Using the listing below, give the number of lines where "住房公积金" appears, and nothing else.

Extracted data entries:
>> Start

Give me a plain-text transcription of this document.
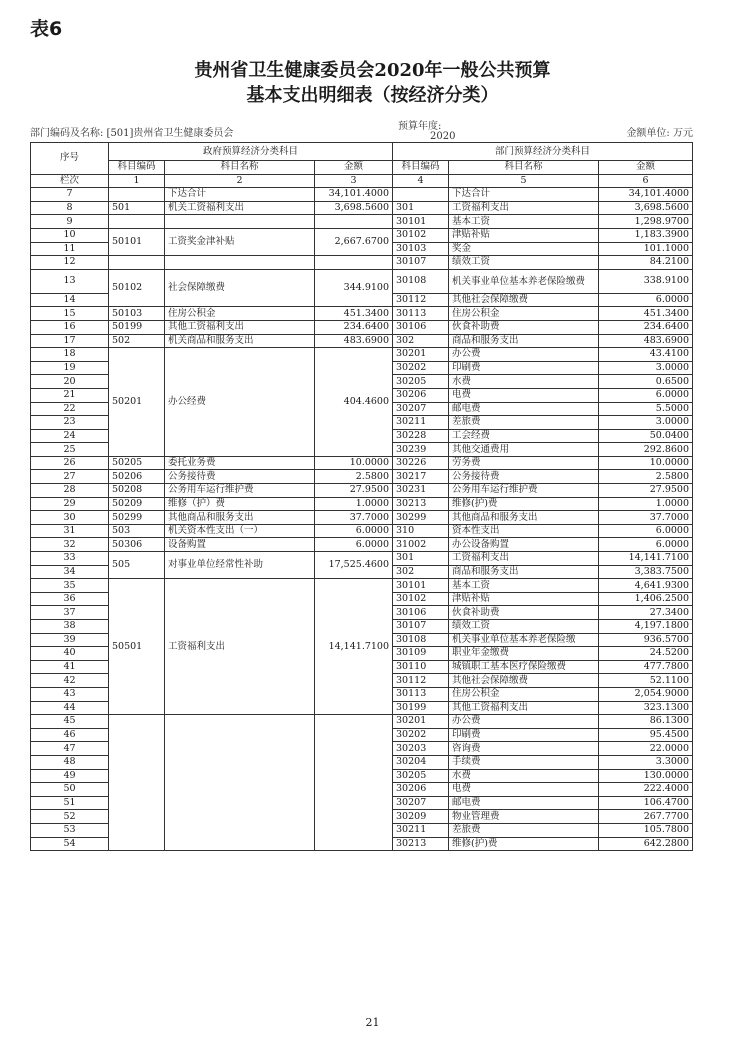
表6
贵州省卫生健康委员会2020年一般公共预算
基本支出明细表（按经济分类）
部门编码及名称: [501]贵州省卫生健康委员会
预算年度:
2020	金额单位: 万元
序号	政府预算经济分类科目			部门预算经济分类科目		
	科目编码	科目名称	金额	科目编码	科目名称	金额
栏次	1	2	3	4	5	6
7		下达合计	34,101.4000		下达合计	34,101.4000
8	501	机关工资福利支出	3,698.5600	301	工资福利支出	3,698.5600
9				30101	基本工资	1,298.9700
10	50101	工资奖金津补贴	2,667.6700	30102	津贴补贴	1,183.3900
11				30103	奖金	101.1000
12				30107	绩效工资	84.2100
13	50102	社会保障缴费	344.9100	30108	机关事业单位基本养老保险缴费	338.9100
14				30112	其他社会保障缴费	6.0000
15	50103	住房公积金	451.3400	30113	住房公积金	451.3400
16	50199	其他工资福利支出	234.6400	30106	伙食补助费	234.6400
17	502	机关商品和服务支出	483.6900	302	商品和服务支出	483.6900
18	50201	办公经费	404.4600	30201	办公费	43.4100
19				30202	印刷费	3.0000
20				30205	水费	0.6500
21				30206	电费	6.0000
22				30207	邮电费	5.5000
23				30211	差旅费	3.0000
24				30228	工会经费	50.0400
25				30239	其他交通费用	292.8600
26	50205	委托业务费	10.0000	30226	劳务费	10.0000
27	50206	公务接待费	2.5800	30217	公务接待费	2.5800
28	50208	公务用车运行维护费	27.9500	30231	公务用车运行维护费	27.9500
29	50209	维修（护）费	1.0000	30213	维修(护)费	1.0000
30	50299	其他商品和服务支出	37.7000	30299	其他商品和服务支出	37.7000
31	503	机关资本性支出（一）	6.0000	310	资本性支出	6.0000
32	50306	设备购置	6.0000	31002	办公设备购置	6.0000
33	505	对事业单位经常性补助	17,525.4600	301	工资福利支出	14,141.7100
34				302	商品和服务支出	3,383.7500
35	50501	工资福利支出	14,141.7100	30101	基本工资	4,641.9300
36				30102	津贴补贴	1,406.2500
37				30106	伙食补助费	27.3400
38				30107	绩效工资	4,197.1800
39				30108	机关事业单位基本养老保险缴	936.5700
40				30109	职业年金缴费	24.5200
41				30110	城镇职工基本医疗保险缴费	477.7800
42				30112	其他社会保障缴费	52.1100
43				30113	住房公积金	2,054.9000
44				30199	其他工资福利支出	323.1300
45				30201	办公费	86.1300
46				30202	印刷费	95.4500
47				30203	咨询费	22.0000
48				30204	手续费	3.3000
49				30205	水费	130.0000
50				30206	电费	222.4000
51				30207	邮电费	106.4700
52				30209	物业管理费	267.7700
53				30211	差旅费	105.7800
54				30213	维修(护)费	642.2800
21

>> End

• [Solution for this exercise]: 2